__EXERCISE DIRECTIONS__
Type out the data exactly as given. Skip any image.

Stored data

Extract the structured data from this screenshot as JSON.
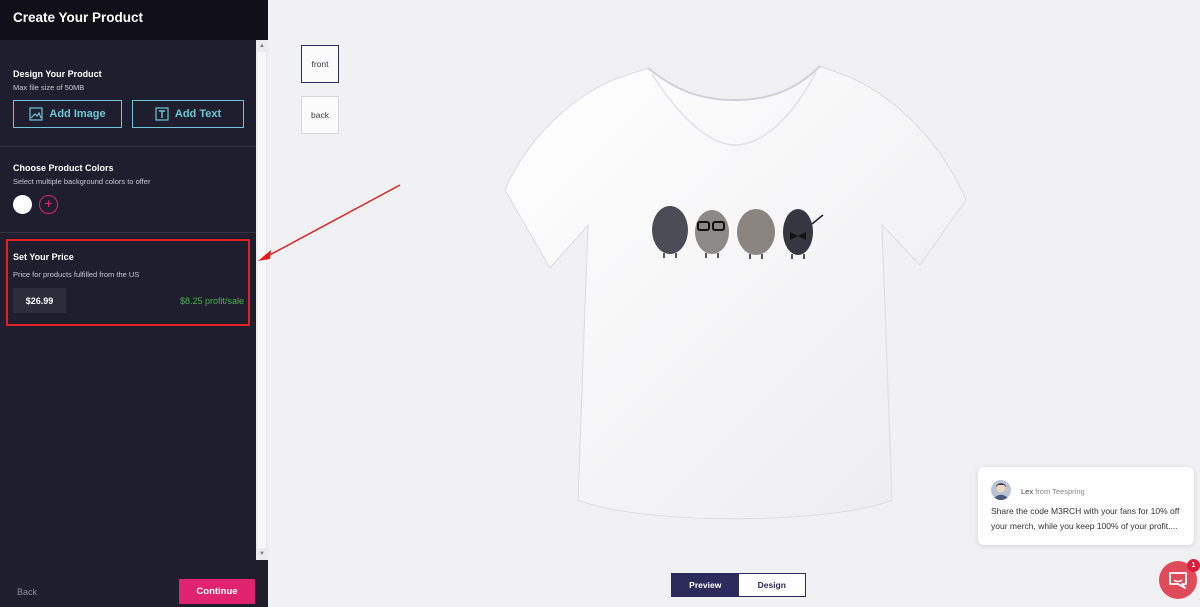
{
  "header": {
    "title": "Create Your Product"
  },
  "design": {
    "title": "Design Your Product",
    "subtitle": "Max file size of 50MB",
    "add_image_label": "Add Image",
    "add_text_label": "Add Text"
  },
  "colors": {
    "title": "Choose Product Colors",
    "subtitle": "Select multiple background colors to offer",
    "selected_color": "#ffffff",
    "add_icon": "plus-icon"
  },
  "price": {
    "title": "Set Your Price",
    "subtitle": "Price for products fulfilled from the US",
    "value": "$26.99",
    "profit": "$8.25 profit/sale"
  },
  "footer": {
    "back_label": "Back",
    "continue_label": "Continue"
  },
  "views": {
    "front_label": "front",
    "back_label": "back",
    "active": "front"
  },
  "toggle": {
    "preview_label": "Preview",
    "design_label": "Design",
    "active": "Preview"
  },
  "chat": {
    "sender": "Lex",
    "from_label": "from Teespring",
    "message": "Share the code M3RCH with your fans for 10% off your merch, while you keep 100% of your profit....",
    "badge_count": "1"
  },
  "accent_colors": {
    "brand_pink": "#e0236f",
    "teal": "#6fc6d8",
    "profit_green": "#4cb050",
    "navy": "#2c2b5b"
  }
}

__EXERCISE ANSWER__
Extract the structured data from this screenshot as JSON.
{
  "header": {
    "title": "Create Your Product"
  },
  "design": {
    "title": "Design Your Product",
    "subtitle": "Max file size of 50MB",
    "add_image_label": "Add Image",
    "add_text_label": "Add Text"
  },
  "colors": {
    "title": "Choose Product Colors",
    "subtitle": "Select multiple background colors to offer",
    "selected_color": "#ffffff",
    "add_icon": "plus-icon"
  },
  "price": {
    "title": "Set Your Price",
    "subtitle": "Price for products fulfilled from the US",
    "value": "$26.99",
    "profit": "$8.25 profit/sale"
  },
  "footer": {
    "back_label": "Back",
    "continue_label": "Continue"
  },
  "views": {
    "front_label": "front",
    "back_label": "back",
    "active": "front"
  },
  "toggle": {
    "preview_label": "Preview",
    "design_label": "Design",
    "active": "Preview"
  },
  "chat": {
    "sender": "Lex",
    "from_label": "from Teespring",
    "message": "Share the code M3RCH with your fans for 10% off your merch, while you keep 100% of your profit....",
    "badge_count": "1"
  },
  "accent_colors": {
    "brand_pink": "#e0236f",
    "teal": "#6fc6d8",
    "profit_green": "#4cb050",
    "navy": "#2c2b5b"
  }
}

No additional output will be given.